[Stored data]
#####
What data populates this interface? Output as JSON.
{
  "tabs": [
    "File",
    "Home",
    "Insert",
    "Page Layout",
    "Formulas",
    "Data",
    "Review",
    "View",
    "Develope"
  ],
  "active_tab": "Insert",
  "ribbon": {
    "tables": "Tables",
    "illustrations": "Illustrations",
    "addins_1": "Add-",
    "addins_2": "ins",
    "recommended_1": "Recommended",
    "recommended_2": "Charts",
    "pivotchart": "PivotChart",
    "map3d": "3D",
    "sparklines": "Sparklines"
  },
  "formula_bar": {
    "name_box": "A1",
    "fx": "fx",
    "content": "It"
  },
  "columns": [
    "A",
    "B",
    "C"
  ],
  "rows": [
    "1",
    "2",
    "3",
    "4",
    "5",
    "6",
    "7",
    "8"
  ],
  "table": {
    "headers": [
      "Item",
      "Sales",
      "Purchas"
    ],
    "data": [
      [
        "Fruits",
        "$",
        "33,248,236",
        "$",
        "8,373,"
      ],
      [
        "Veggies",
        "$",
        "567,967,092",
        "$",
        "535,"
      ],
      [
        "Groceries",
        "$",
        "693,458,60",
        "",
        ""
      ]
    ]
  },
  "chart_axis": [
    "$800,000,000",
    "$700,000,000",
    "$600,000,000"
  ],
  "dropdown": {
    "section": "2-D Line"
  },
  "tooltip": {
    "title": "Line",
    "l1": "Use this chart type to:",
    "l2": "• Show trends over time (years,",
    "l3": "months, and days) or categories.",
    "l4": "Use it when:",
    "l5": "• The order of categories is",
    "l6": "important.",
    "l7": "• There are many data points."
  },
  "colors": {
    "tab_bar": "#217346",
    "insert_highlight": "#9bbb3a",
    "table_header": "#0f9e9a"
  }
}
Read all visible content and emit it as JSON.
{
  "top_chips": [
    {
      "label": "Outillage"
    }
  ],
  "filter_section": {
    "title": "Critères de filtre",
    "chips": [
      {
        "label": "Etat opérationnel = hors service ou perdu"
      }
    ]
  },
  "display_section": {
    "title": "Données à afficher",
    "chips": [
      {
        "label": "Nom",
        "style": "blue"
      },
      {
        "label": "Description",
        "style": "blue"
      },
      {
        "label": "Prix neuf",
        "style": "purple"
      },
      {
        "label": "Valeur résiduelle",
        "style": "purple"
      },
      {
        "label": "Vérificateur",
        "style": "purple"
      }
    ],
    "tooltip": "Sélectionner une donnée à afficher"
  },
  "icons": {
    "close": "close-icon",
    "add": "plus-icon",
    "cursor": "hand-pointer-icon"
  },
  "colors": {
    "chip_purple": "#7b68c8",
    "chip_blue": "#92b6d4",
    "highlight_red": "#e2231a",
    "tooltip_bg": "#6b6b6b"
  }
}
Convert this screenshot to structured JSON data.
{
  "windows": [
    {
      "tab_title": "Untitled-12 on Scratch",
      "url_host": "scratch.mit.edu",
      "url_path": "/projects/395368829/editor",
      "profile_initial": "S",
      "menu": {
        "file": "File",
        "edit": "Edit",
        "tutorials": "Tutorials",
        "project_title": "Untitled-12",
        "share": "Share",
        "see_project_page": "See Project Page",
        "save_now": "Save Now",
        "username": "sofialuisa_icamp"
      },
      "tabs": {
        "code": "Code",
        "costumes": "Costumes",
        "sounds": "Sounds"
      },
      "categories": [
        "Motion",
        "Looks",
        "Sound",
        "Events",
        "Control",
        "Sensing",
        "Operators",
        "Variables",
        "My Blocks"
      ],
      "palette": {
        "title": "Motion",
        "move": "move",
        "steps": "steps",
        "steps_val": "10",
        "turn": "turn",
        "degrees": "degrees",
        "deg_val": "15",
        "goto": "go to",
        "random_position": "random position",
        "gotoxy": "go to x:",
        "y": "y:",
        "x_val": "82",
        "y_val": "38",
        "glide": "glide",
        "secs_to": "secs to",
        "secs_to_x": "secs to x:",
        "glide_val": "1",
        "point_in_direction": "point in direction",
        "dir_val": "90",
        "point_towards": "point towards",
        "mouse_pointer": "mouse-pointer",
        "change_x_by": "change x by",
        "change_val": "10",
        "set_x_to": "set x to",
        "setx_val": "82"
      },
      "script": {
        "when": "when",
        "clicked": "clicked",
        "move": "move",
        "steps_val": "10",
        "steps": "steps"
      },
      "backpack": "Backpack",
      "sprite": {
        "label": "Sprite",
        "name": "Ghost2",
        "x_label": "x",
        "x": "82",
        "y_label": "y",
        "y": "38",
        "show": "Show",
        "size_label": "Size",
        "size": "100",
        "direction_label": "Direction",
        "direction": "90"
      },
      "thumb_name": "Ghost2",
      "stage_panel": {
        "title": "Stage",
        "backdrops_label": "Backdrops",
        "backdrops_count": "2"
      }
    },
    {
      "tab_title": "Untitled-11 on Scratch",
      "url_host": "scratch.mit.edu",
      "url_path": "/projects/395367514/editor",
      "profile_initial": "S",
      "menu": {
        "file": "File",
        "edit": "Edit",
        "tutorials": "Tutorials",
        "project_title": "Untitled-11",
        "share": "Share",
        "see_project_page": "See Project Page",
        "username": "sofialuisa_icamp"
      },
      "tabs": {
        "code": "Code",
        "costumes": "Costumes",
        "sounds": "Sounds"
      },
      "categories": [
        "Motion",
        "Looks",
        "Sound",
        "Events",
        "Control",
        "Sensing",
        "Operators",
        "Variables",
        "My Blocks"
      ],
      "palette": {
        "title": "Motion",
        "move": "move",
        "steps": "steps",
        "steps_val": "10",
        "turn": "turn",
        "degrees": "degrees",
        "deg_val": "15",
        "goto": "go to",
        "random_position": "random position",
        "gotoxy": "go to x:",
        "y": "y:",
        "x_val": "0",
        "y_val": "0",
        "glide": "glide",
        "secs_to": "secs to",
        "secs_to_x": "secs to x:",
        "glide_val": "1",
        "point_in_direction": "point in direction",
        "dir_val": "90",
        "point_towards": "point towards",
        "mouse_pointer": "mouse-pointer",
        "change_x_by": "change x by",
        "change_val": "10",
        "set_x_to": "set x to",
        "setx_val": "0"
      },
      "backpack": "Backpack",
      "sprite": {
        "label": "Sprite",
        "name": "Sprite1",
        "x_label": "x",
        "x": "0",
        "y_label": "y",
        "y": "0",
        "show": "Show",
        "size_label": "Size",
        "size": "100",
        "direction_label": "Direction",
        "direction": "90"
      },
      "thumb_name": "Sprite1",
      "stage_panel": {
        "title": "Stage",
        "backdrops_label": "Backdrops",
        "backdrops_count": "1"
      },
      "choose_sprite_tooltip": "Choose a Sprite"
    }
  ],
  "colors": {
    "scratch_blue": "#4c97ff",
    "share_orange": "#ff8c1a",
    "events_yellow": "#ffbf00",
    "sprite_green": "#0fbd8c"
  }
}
#####
--- Set problem ---
Extract all the entries word for word.

--- Worked solution ---
What data populates this interface? Output as JSON.
{
  "tabs": [
    "File",
    "Home",
    "Insert",
    "Page Layout",
    "Formulas",
    "Data",
    "Review",
    "View",
    "Develope"
  ],
  "active_tab": "Insert",
  "ribbon": {
    "tables": "Tables",
    "illustrations": "Illustrations",
    "addins_1": "Add-",
    "addins_2": "ins",
    "recommended_1": "Recommended",
    "recommended_2": "Charts",
    "pivotchart": "PivotChart",
    "map3d": "3D",
    "sparklines": "Sparklines"
  },
  "formula_bar": {
    "name_box": "A1",
    "fx": "fx",
    "content": "It"
  },
  "columns": [
    "A",
    "B",
    "C"
  ],
  "rows": [
    "1",
    "2",
    "3",
    "4",
    "5",
    "6",
    "7",
    "8"
  ],
  "table": {
    "headers": [
      "Item",
      "Sales",
      "Purchas"
    ],
    "data": [
      [
        "Fruits",
        "$",
        "33,248,236",
        "$",
        "8,373,"
      ],
      [
        "Veggies",
        "$",
        "567,967,092",
        "$",
        "535,"
      ],
      [
        "Groceries",
        "$",
        "693,458,60",
        "",
        ""
      ]
    ]
  },
  "chart_axis": [
    "$800,000,000",
    "$700,000,000",
    "$600,000,000"
  ],
  "dropdown": {
    "section": "2-D Line"
  },
  "tooltip": {
    "title": "Line",
    "l1": "Use this chart type to:",
    "l2": "• Show trends over time (years,",
    "l3": "months, and days) or categories.",
    "l4": "Use it when:",
    "l5": "• The order of categories is",
    "l6": "important.",
    "l7": "• There are many data points."
  },
  "colors": {
    "tab_bar": "#217346",
    "insert_highlight": "#9bbb3a",
    "table_header": "#0f9e9a"
  }
}
Read all visible content and emit it as JSON.
{
  "top_chips": [
    {
      "label": "Outillage"
    }
  ],
  "filter_section": {
    "title": "Critères de filtre",
    "chips": [
      {
        "label": "Etat opérationnel = hors service ou perdu"
      }
    ]
  },
  "display_section": {
    "title": "Données à afficher",
    "chips": [
      {
        "label": "Nom",
        "style": "blue"
      },
      {
        "label": "Description",
        "style": "blue"
      },
      {
        "label": "Prix neuf",
        "style": "purple"
      },
      {
        "label": "Valeur résiduelle",
        "style": "purple"
      },
      {
        "label": "Vérificateur",
        "style": "purple"
      }
    ],
    "tooltip": "Sélectionner une donnée à afficher"
  },
  "icons": {
    "close": "close-icon",
    "add": "plus-icon",
    "cursor": "hand-pointer-icon"
  },
  "colors": {
    "chip_purple": "#7b68c8",
    "chip_blue": "#92b6d4",
    "highlight_red": "#e2231a",
    "tooltip_bg": "#6b6b6b"
  }
}
Convert this screenshot to structured JSON data.
{
  "windows": [
    {
      "tab_title": "Untitled-12 on Scratch",
      "url_host": "scratch.mit.edu",
      "url_path": "/projects/395368829/editor",
      "profile_initial": "S",
      "menu": {
        "file": "File",
        "edit": "Edit",
        "tutorials": "Tutorials",
        "project_title": "Untitled-12",
        "share": "Share",
        "see_project_page": "See Project Page",
        "save_now": "Save Now",
        "username": "sofialuisa_icamp"
      },
      "tabs": {
        "code": "Code",
        "costumes": "Costumes",
        "sounds": "Sounds"
      },
      "categories": [
        "Motion",
        "Looks",
        "Sound",
        "Events",
        "Control",
        "Sensing",
        "Operators",
        "Variables",
        "My Blocks"
      ],
      "palette": {
        "title": "Motion",
        "move": "move",
        "steps": "steps",
        "steps_val": "10",
        "turn": "turn",
        "degrees": "degrees",
        "deg_val": "15",
        "goto": "go to",
        "random_position": "random position",
        "gotoxy": "go to x:",
        "y": "y:",
        "x_val": "82",
        "y_val": "38",
        "glide": "glide",
        "secs_to": "secs to",
        "secs_to_x": "secs to x:",
        "glide_val": "1",
        "point_in_direction": "point in direction",
        "dir_val": "90",
        "point_towards": "point towards",
        "mouse_pointer": "mouse-pointer",
        "change_x_by": "change x by",
        "change_val": "10",
        "set_x_to": "set x to",
        "setx_val": "82"
      },
      "script": {
        "when": "when",
        "clicked": "clicked",
        "move": "move",
        "steps_val": "10",
        "steps": "steps"
      },
      "backpack": "Backpack",
      "sprite": {
        "label": "Sprite",
        "name": "Ghost2",
        "x_label": "x",
        "x": "82",
        "y_label": "y",
        "y": "38",
        "show": "Show",
        "size_label": "Size",
        "size": "100",
        "direction_label": "Direction",
        "direction": "90"
      },
      "thumb_name": "Ghost2",
      "stage_panel": {
        "title": "Stage",
        "backdrops_label": "Backdrops",
        "backdrops_count": "2"
      }
    },
    {
      "tab_title": "Untitled-11 on Scratch",
      "url_host": "scratch.mit.edu",
      "url_path": "/projects/395367514/editor",
      "profile_initial": "S",
      "menu": {
        "file": "File",
        "edit": "Edit",
        "tutorials": "Tutorials",
        "project_title": "Untitled-11",
        "share": "Share",
        "see_project_page": "See Project Page",
        "username": "sofialuisa_icamp"
      },
      "tabs": {
        "code": "Code",
        "costumes": "Costumes",
        "sounds": "Sounds"
      },
      "categories": [
        "Motion",
        "Looks",
        "Sound",
        "Events",
        "Control",
        "Sensing",
        "Operators",
        "Variables",
        "My Blocks"
      ],
      "palette": {
        "title": "Motion",
        "move": "move",
        "steps": "steps",
        "steps_val": "10",
        "turn": "turn",
        "degrees": "degrees",
        "deg_val": "15",
        "goto": "go to",
        "random_position": "random position",
        "gotoxy": "go to x:",
        "y": "y:",
        "x_val": "0",
        "y_val": "0",
        "glide": "glide",
        "secs_to": "secs to",
        "secs_to_x": "secs to x:",
        "glide_val": "1",
        "point_in_direction": "point in direction",
        "dir_val": "90",
        "point_towards": "point towards",
        "mouse_pointer": "mouse-pointer",
        "change_x_by": "change x by",
        "change_val": "10",
        "set_x_to": "set x to",
        "setx_val": "0"
      },
      "backpack": "Backpack",
      "sprite": {
        "label": "Sprite",
        "name": "Sprite1",
        "x_label": "x",
        "x": "0",
        "y_label": "y",
        "y": "0",
        "show": "Show",
        "size_label": "Size",
        "size": "100",
        "direction_label": "Direction",
        "direction": "90"
      },
      "thumb_name": "Sprite1",
      "stage_panel": {
        "title": "Stage",
        "backdrops_label": "Backdrops",
        "backdrops_count": "1"
      },
      "choose_sprite_tooltip": "Choose a Sprite"
    }
  ],
  "colors": {
    "scratch_blue": "#4c97ff",
    "share_orange": "#ff8c1a",
    "events_yellow": "#ffbf00",
    "sprite_green": "#0fbd8c"
  }
}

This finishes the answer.